- [INPUT RECORDS]:
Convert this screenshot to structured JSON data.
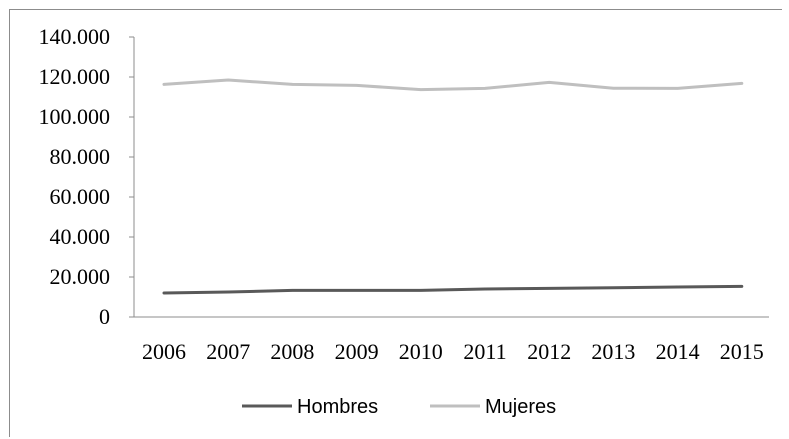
{
  "chart_data": {
    "type": "line",
    "title": "",
    "xlabel": "",
    "ylabel": "",
    "categories": [
      "2006",
      "2007",
      "2008",
      "2009",
      "2010",
      "2011",
      "2012",
      "2013",
      "2014",
      "2015"
    ],
    "ylim": [
      0,
      140000
    ],
    "yticks": [
      {
        "value": 0,
        "label": "0"
      },
      {
        "value": 20000,
        "label": "20.000"
      },
      {
        "value": 40000,
        "label": "40.000"
      },
      {
        "value": 60000,
        "label": "60.000"
      },
      {
        "value": 80000,
        "label": "80.000"
      },
      {
        "value": 100000,
        "label": "100.000"
      },
      {
        "value": 120000,
        "label": "120.000"
      },
      {
        "value": 140000,
        "label": "140.000"
      }
    ],
    "grid": false,
    "legend_position": "bottom",
    "series": [
      {
        "name": "Hombres",
        "color": "#595959",
        "values": [
          12000,
          12500,
          13300,
          13300,
          13300,
          14000,
          14300,
          14600,
          15000,
          15300
        ]
      },
      {
        "name": "Mujeres",
        "color": "#bfbfbf",
        "values": [
          116300,
          118500,
          116300,
          115800,
          113700,
          114300,
          117300,
          114400,
          114300,
          116800
        ]
      }
    ]
  }
}
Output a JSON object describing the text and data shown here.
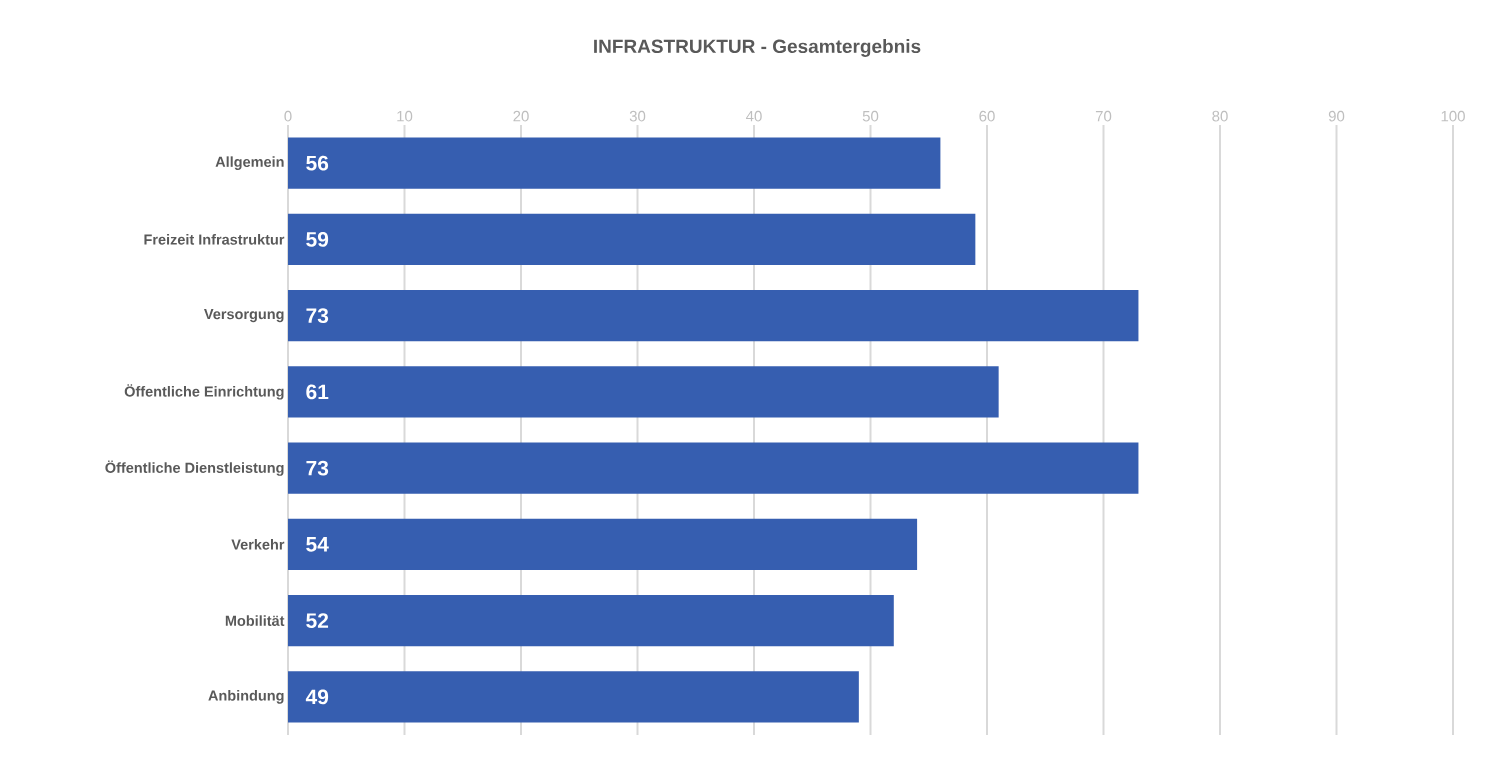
{
  "chart_data": {
    "type": "bar",
    "orientation": "horizontal",
    "title": "INFRASTRUKTUR - Gesamtergebnis",
    "categories": [
      "Allgemein",
      "Freizeit Infrastruktur",
      "Versorgung",
      "Öffentliche Einrichtung",
      "Öffentliche Dienstleistung",
      "Verkehr",
      "Mobilität",
      "Anbindung"
    ],
    "values": [
      56,
      59,
      73,
      61,
      73,
      54,
      52,
      49
    ],
    "color": "#365eb0",
    "xlim": [
      0,
      100
    ],
    "xticks": [
      0,
      10,
      20,
      30,
      40,
      50,
      60,
      70,
      80,
      90,
      100
    ],
    "grid": "x",
    "data_labels": true
  }
}
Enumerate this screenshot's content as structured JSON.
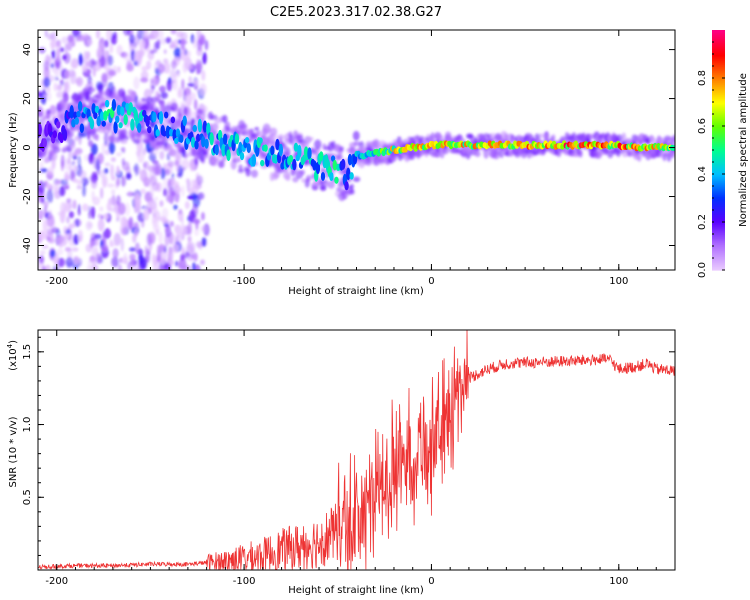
{
  "title": "C2E5.2023.317.02.38.G27",
  "chart_data": [
    {
      "type": "heatmap",
      "title": "",
      "xlabel": "Height of straight line (km)",
      "ylabel": "Frequency (Hz)",
      "xlim": [
        -210,
        130
      ],
      "ylim": [
        -50,
        48
      ],
      "x_ticks": [
        -200,
        -100,
        0,
        100
      ],
      "y_ticks": [
        -40,
        -20,
        0,
        20,
        40
      ],
      "colorbar": {
        "label": "Normalized spectral amplitude",
        "range": [
          0,
          1
        ],
        "ticks": [
          0.0,
          0.2,
          0.4,
          0.6,
          0.8
        ],
        "tick_labels": [
          "0.0",
          "0.2",
          "0.4",
          "0.6",
          "0.8"
        ],
        "colormap": [
          "#e8c8ff",
          "#b070ff",
          "#5a00ff",
          "#0030ff",
          "#00c0ff",
          "#00ff90",
          "#60ff00",
          "#ffff00",
          "#ff8000",
          "#ff0000",
          "#ff0080"
        ]
      },
      "ridge": {
        "x": [
          -205,
          -190,
          -180,
          -170,
          -160,
          -150,
          -140,
          -130,
          -120,
          -110,
          -100,
          -90,
          -80,
          -70,
          -60,
          -50,
          -45,
          -40,
          -36,
          -30,
          -20,
          -10,
          0,
          20,
          40,
          60,
          80,
          100,
          110,
          120,
          130
        ],
        "frequency": [
          5,
          12,
          14,
          13,
          13,
          10,
          8,
          6,
          4,
          2,
          0,
          -2,
          -3,
          -5,
          -7,
          -9,
          -12,
          -3,
          -3,
          -2,
          -1,
          0,
          1,
          1,
          1,
          1,
          1,
          1,
          0,
          0,
          0
        ],
        "amplitude": [
          0.2,
          0.35,
          0.45,
          0.5,
          0.45,
          0.4,
          0.35,
          0.4,
          0.45,
          0.45,
          0.45,
          0.45,
          0.45,
          0.45,
          0.45,
          0.5,
          0.35,
          0.45,
          0.5,
          0.55,
          0.75,
          0.8,
          0.8,
          0.75,
          0.8,
          0.85,
          0.9,
          0.85,
          0.8,
          0.75,
          0.6
        ]
      },
      "noise_x_range": [
        -210,
        -120
      ]
    },
    {
      "type": "line",
      "title": "",
      "xlabel": "Height of straight line (km)",
      "ylabel": "SNR (10 * v/v)",
      "y_multiplier_label": "(x10",
      "y_multiplier_exp": "4",
      "y_multiplier_close": ")",
      "xlim": [
        -210,
        130
      ],
      "ylim": [
        0,
        1.65
      ],
      "x_ticks": [
        -200,
        -100,
        0,
        100
      ],
      "y_ticks": [
        0.5,
        1.0,
        1.5
      ],
      "y_tick_labels": [
        "0.5",
        "1.0",
        "1.5"
      ],
      "color": "#ee3333",
      "series": [
        {
          "x": [
            -210,
            -190,
            -170,
            -150,
            -130,
            -120,
            -110,
            -100,
            -90,
            -80,
            -70,
            -60,
            -50,
            -45,
            -40,
            -35,
            -30,
            -25,
            -20,
            -15,
            -10,
            -5,
            0,
            5,
            10,
            15,
            20,
            30,
            40,
            60,
            80,
            95,
            100,
            110,
            115,
            120,
            130
          ],
          "values": [
            0.02,
            0.03,
            0.03,
            0.04,
            0.04,
            0.05,
            0.06,
            0.08,
            0.1,
            0.14,
            0.16,
            0.2,
            0.26,
            0.3,
            0.35,
            0.4,
            0.5,
            0.6,
            0.7,
            0.75,
            0.8,
            0.85,
            0.85,
            0.95,
            1.1,
            1.25,
            1.32,
            1.38,
            1.42,
            1.43,
            1.44,
            1.45,
            1.38,
            1.4,
            1.42,
            1.38,
            1.37
          ]
        }
      ]
    }
  ]
}
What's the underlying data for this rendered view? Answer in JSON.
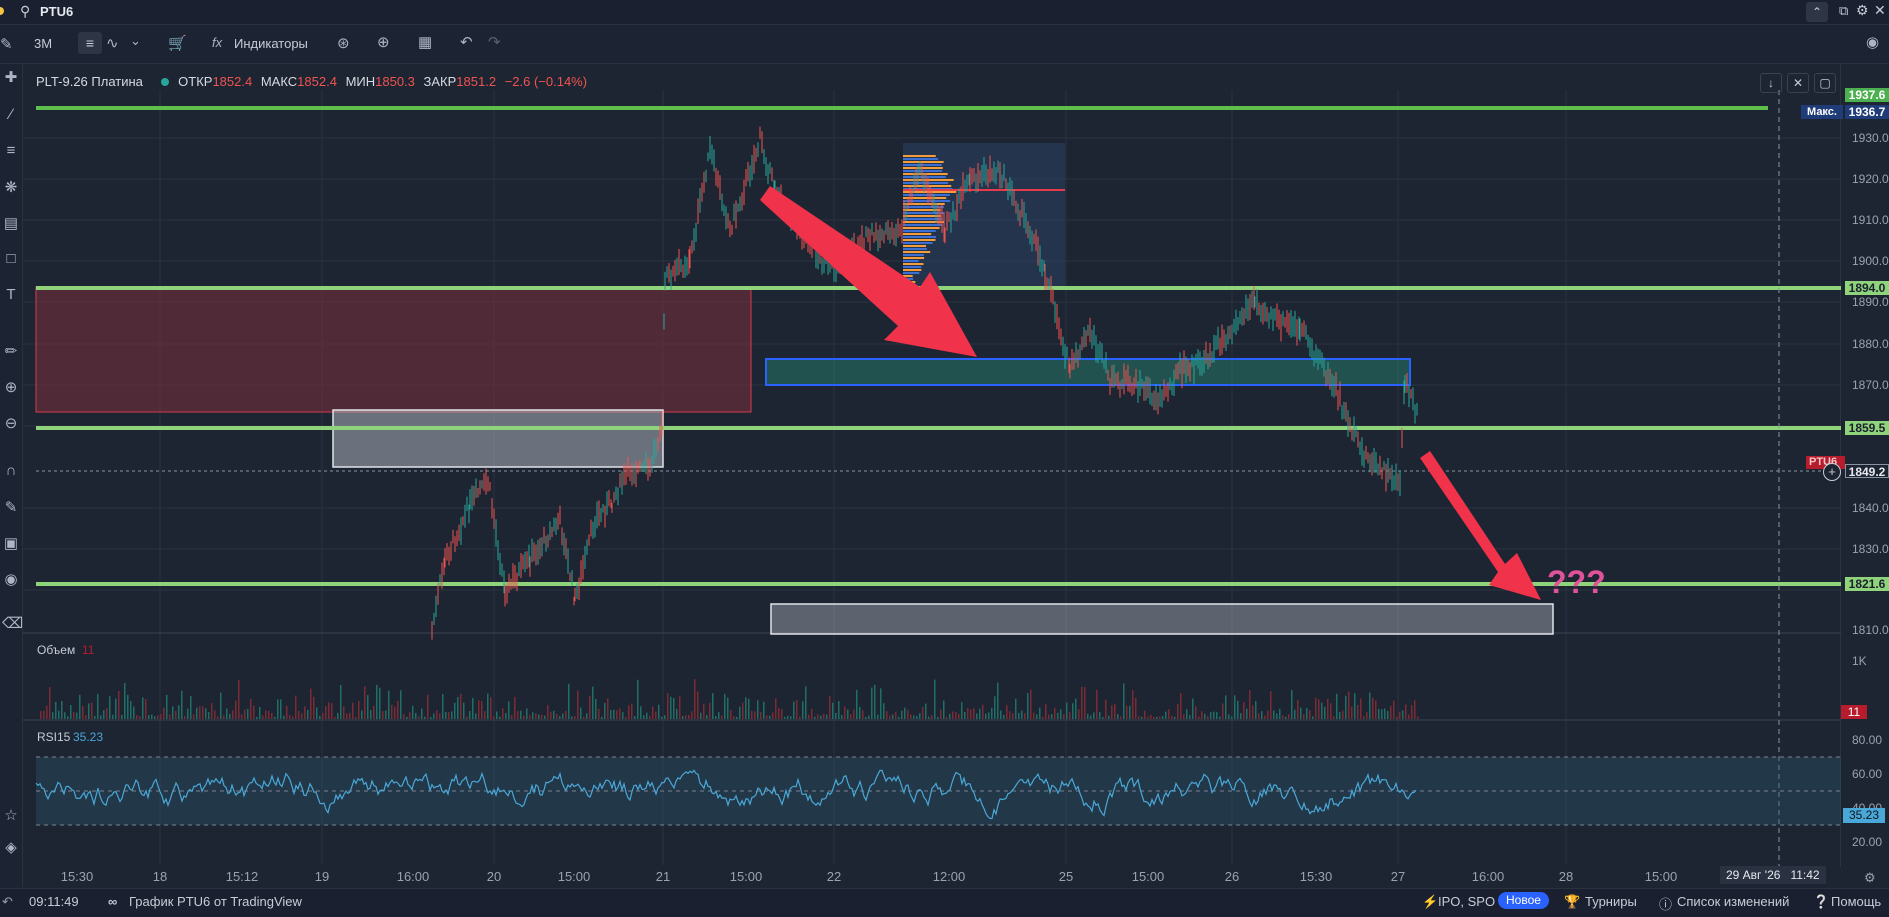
{
  "search": {
    "symbol": "PTU6"
  },
  "toolbar": {
    "timeframe": "3M",
    "indicators_label": "Индикаторы"
  },
  "legend": {
    "symbol_name": "PLT-9.26 Платина",
    "open_label": "ОТКР",
    "open_value": "1852.4",
    "high_label": "МАКС",
    "high_value": "1852.4",
    "low_label": "МИН",
    "low_value": "1850.3",
    "close_label": "ЗАКР",
    "close_value": "1851.2",
    "change": "−2.6 (−0.14%)"
  },
  "price_axis": {
    "ticks": [
      "1930.0",
      "1920.0",
      "1910.0",
      "1900.0",
      "1890.0",
      "1880.0",
      "1870.0",
      "1840.0",
      "1830.0",
      "1810.0"
    ],
    "tags": {
      "high_level": "1937.6",
      "max_label": "Макс.",
      "max_value": "1936.7",
      "level_1894": "1894.0",
      "level_1859": "1859.5",
      "current_price": "1849.2",
      "ticker_tag": "PTU6",
      "level_1821": "1821.6"
    }
  },
  "annotation": {
    "question": "???"
  },
  "volume": {
    "title": "Объем",
    "value": "11",
    "axis_tick": "1K",
    "tag": "11"
  },
  "rsi": {
    "title": "RSI15",
    "value": "35.23",
    "ticks": [
      "80.00",
      "60.00",
      "40.00",
      "20.00"
    ],
    "tag": "35.23"
  },
  "time_axis": {
    "labels": [
      "15:30",
      "18",
      "15:12",
      "19",
      "16:00",
      "20",
      "15:00",
      "21",
      "15:00",
      "22",
      "12:00",
      "25",
      "15:00",
      "26",
      "15:30",
      "27",
      "16:00",
      "28",
      "15:00"
    ],
    "cursor_date": "29 Авг '26",
    "cursor_time": "11:42"
  },
  "footer": {
    "clock": "09:11:49",
    "tradingview_link": "График PTU6 от TradingView",
    "ipo_label": "IPO, SPO",
    "new_badge": "Новое",
    "tournaments": "Турниры",
    "changelog": "Список изменений",
    "help": "Помощь"
  },
  "colors": {
    "background": "#1e2532",
    "level_line": "#8fd47a",
    "up_candle": "#26a69a",
    "down_candle": "#ef5350",
    "rsi_line": "#4aa8d8",
    "arrow": "#f0334a",
    "blue_box": "#2962ff"
  },
  "icons": [
    "search-icon",
    "candles-icon",
    "line-chart-icon",
    "cart-icon",
    "fx-icon",
    "alert-icon",
    "replay-icon",
    "layout-icon",
    "undo-icon",
    "redo-icon",
    "camera-icon",
    "crosshair-icon",
    "trend-line-icon",
    "fib-icon",
    "pattern-icon",
    "measure-icon",
    "ruler-icon",
    "zoom-in-icon",
    "zoom-out-icon",
    "magnet-icon",
    "pencil-lock-icon",
    "lock-icon",
    "eye-icon",
    "trash-icon",
    "star-icon",
    "layers-icon"
  ]
}
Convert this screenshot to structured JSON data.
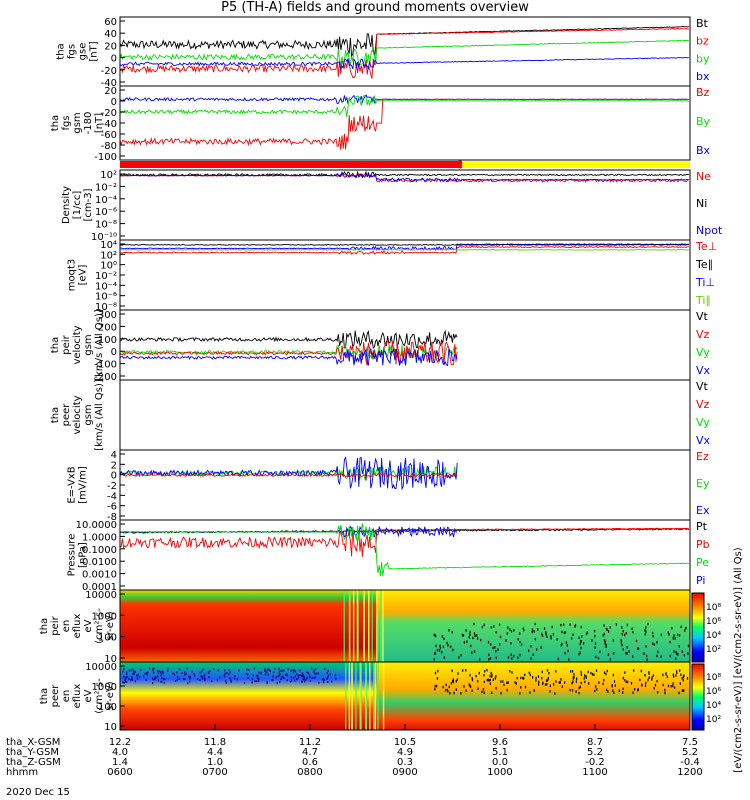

- [TASK TO COMPLETE]: Gather each line of the records holding the string "title".

- [ANSWER FOR THE TASK]:
    "title": "",
    "title": "INFRASTRUKTUR - Gesamtergebnis",
  "title": "C2E5.2023.317.02.38.G27",
      "title": "",
      "title": "",
    "title": "Объем",
    "title": "RSI15",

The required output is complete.